Look for the string "icon" and copy every line that has it.

====== Exercise materials

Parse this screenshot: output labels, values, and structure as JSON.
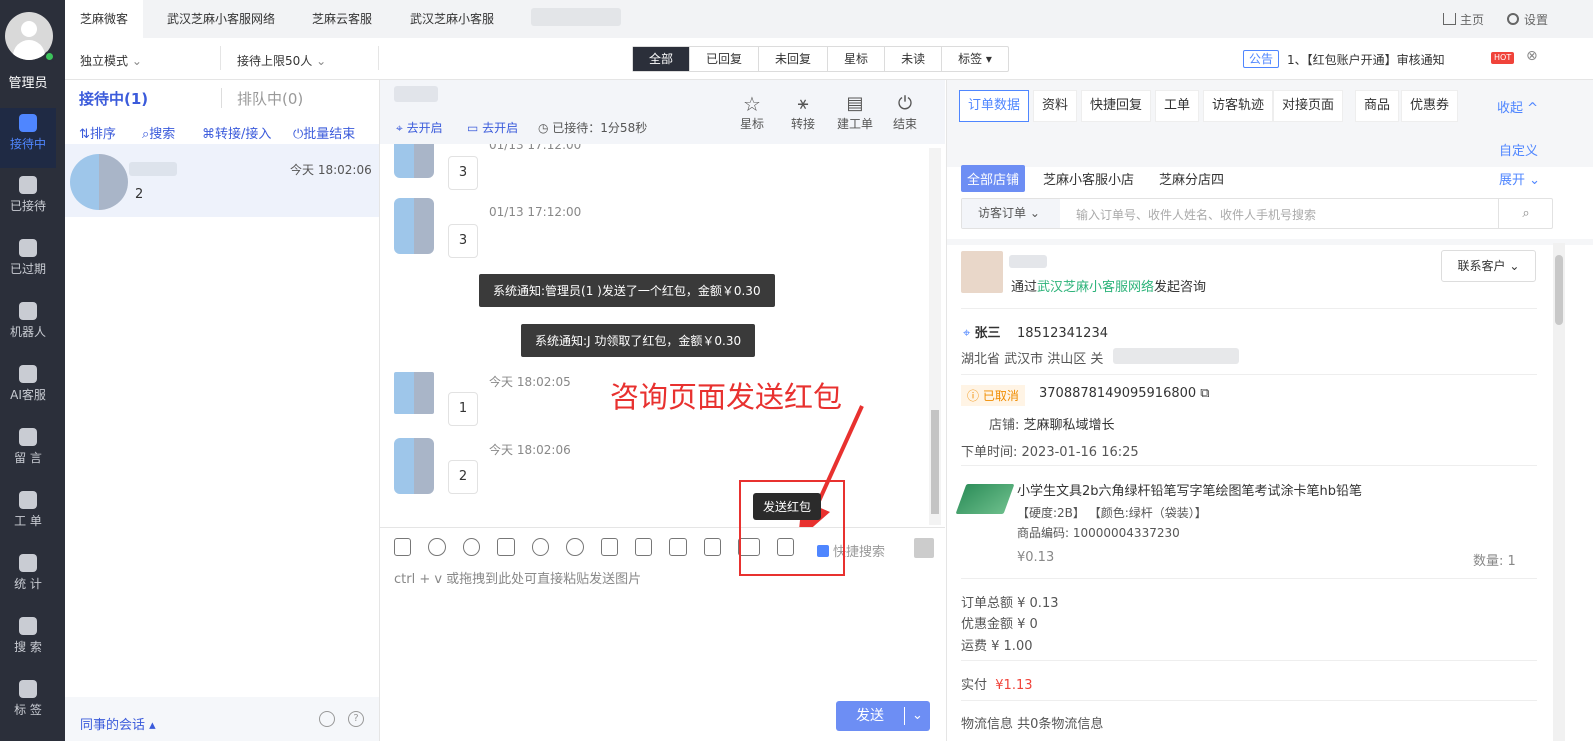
{
  "sidebar": {
    "admin_label": "管理员",
    "items": [
      {
        "label": "接待中",
        "icon": "chat-icon"
      },
      {
        "label": "已接待",
        "icon": "check-icon"
      },
      {
        "label": "已过期",
        "icon": "expired-icon"
      },
      {
        "label": "机器人",
        "icon": "robot-icon"
      },
      {
        "label": "AI客服",
        "icon": "ai-chat-icon"
      },
      {
        "label": "留 言",
        "icon": "message-icon"
      },
      {
        "label": "工 单",
        "icon": "ticket-icon"
      },
      {
        "label": "统 计",
        "icon": "stats-icon"
      },
      {
        "label": "搜 索",
        "icon": "search-icon"
      },
      {
        "label": "标 签",
        "icon": "tag-icon"
      }
    ]
  },
  "tabs": [
    "芝麻微客",
    "武汉芝麻小客服网络",
    "芝麻云客服",
    "武汉芝麻小客服"
  ],
  "header": {
    "home": "主页",
    "settings": "设置"
  },
  "toolbar": {
    "mode": "独立模式",
    "limit": "接待上限50人",
    "filters": [
      "全部",
      "已回复",
      "未回复",
      "星标",
      "未读",
      "标签"
    ],
    "announcement_badge": "公告",
    "announcement": "1、【红包账户开通】审核通知",
    "hot": "HOT"
  },
  "list": {
    "tab_active": "接待中(1)",
    "tab_queue": "排队中(0)",
    "actions": [
      "排序",
      "搜索",
      "转接/接入",
      "批量结束"
    ],
    "session": {
      "time": "今天 18:02:06",
      "count": "2"
    },
    "footer": "同事的会话"
  },
  "chat": {
    "header_items": [
      "去开启",
      "去开启",
      "已接待：1分58秒"
    ],
    "actions": [
      "星标",
      "转接",
      "建工单",
      "结束"
    ],
    "messages": [
      {
        "time": "01/13 17:12:00",
        "text": "3"
      },
      {
        "time": "01/13 17:12:00",
        "text": "3"
      },
      {
        "time": "今天 18:02:05",
        "text": "1"
      },
      {
        "time": "今天 18:02:06",
        "text": "2"
      }
    ],
    "notice1": "系统通知:管理员(1           )发送了一个红包，金额￥0.30",
    "notice2": "系统通知:J      功领取了红包，金额￥0.30",
    "annotation": "咨询页面发送红包",
    "tooltip": "发送红包",
    "quick_search": "快捷搜索",
    "input_placeholder": "ctrl + v 或拖拽到此处可直接粘贴发送图片",
    "send": "发送"
  },
  "right": {
    "tabs": [
      "订单数据",
      "资料",
      "快捷回复",
      "工单",
      "访客轨迹",
      "对接页面",
      "商品",
      "优惠券"
    ],
    "collapse": "收起",
    "customize": "自定义",
    "stores": [
      "全部店铺",
      "芝麻小客服小店",
      "芝麻分店四"
    ],
    "expand": "展开",
    "order_type": "访客订单",
    "search_placeholder": "输入订单号、收件人姓名、收件人手机号搜索",
    "contact": "联系客户",
    "via_prefix": "通过",
    "via_store": "武汉芝麻小客服网络",
    "via_suffix": "发起咨询",
    "name": "张三",
    "phone": "18512341234",
    "address": "湖北省 武汉市 洪山区 关",
    "status": "已取消",
    "order_no": "3708878149095916800",
    "store_label": "店铺:",
    "store_name": "芝麻聊私域增长",
    "order_time": "下单时间:  2023-01-16 16:25",
    "product": {
      "title": "小学生文具2b六角绿杆铅笔写字笔绘图笔考试涂卡笔hb铅笔",
      "spec": "【硬度:2B】 【颜色:绿杆（袋装）】",
      "code": "商品编码: 10000004337230",
      "price": "¥0.13",
      "qty": "数量: 1"
    },
    "total": "订单总额 ¥ 0.13",
    "discount": "优惠金额 ¥ 0",
    "shipping": "运费      ¥ 1.00",
    "paid_label": "实付",
    "paid": "¥1.13",
    "logistics": "物流信息  共0条物流信息"
  }
}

============

■ **Result of this exercise**:
        "icon": "chat-icon"
        "icon": "check-icon"
        "icon": "expired-icon"
        "icon": "robot-icon"
        "icon": "ai-chat-icon"
        "icon": "message-icon"
        "icon": "ticket-icon"
        "icon": "stats-icon"
        "icon": "search-icon"
        "icon": "tag-icon"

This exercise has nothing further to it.